Count up the lines in the following listing that hold the word "Кировской", then give only that count.

* Provided information
----------------
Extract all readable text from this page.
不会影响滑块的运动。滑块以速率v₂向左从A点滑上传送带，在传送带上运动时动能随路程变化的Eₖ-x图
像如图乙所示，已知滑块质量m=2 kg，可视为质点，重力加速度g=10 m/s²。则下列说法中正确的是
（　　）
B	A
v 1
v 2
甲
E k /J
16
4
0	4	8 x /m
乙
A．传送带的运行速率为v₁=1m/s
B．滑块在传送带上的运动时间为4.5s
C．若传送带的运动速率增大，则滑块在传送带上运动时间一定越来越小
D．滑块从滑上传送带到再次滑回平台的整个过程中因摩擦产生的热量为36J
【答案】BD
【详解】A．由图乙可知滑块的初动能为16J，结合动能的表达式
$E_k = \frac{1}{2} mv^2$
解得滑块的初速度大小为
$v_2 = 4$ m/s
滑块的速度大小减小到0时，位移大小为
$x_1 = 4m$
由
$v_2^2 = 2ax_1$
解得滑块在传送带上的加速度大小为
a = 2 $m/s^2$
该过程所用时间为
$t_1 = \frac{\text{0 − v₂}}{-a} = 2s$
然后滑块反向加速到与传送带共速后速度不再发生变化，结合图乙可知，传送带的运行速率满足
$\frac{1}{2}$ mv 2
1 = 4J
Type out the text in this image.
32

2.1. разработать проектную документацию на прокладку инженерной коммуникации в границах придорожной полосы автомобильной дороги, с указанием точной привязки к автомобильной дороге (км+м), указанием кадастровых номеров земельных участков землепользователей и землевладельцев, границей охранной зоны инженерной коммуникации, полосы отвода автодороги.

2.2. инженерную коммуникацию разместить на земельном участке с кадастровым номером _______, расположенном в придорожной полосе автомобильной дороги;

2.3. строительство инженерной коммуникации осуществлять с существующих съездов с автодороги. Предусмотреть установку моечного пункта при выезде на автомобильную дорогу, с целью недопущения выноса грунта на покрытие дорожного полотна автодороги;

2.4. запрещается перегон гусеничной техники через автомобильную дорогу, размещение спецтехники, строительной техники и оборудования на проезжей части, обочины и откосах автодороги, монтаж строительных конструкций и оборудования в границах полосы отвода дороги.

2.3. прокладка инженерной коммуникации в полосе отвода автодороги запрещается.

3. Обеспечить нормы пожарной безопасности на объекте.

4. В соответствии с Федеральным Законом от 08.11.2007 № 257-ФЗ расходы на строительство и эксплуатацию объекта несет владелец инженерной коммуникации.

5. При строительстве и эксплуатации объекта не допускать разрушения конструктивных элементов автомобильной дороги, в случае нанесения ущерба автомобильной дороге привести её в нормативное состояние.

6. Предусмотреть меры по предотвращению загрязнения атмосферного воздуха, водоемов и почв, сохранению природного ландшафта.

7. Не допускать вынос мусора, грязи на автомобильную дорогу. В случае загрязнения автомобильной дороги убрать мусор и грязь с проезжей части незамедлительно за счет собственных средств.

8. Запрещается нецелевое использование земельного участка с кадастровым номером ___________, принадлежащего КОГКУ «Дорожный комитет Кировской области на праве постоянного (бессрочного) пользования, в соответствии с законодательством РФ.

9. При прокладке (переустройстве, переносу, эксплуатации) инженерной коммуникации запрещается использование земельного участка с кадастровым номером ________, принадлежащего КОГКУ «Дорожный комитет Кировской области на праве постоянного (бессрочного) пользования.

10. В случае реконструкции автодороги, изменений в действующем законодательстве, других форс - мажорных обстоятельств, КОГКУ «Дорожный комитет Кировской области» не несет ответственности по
----------------
* Task result
3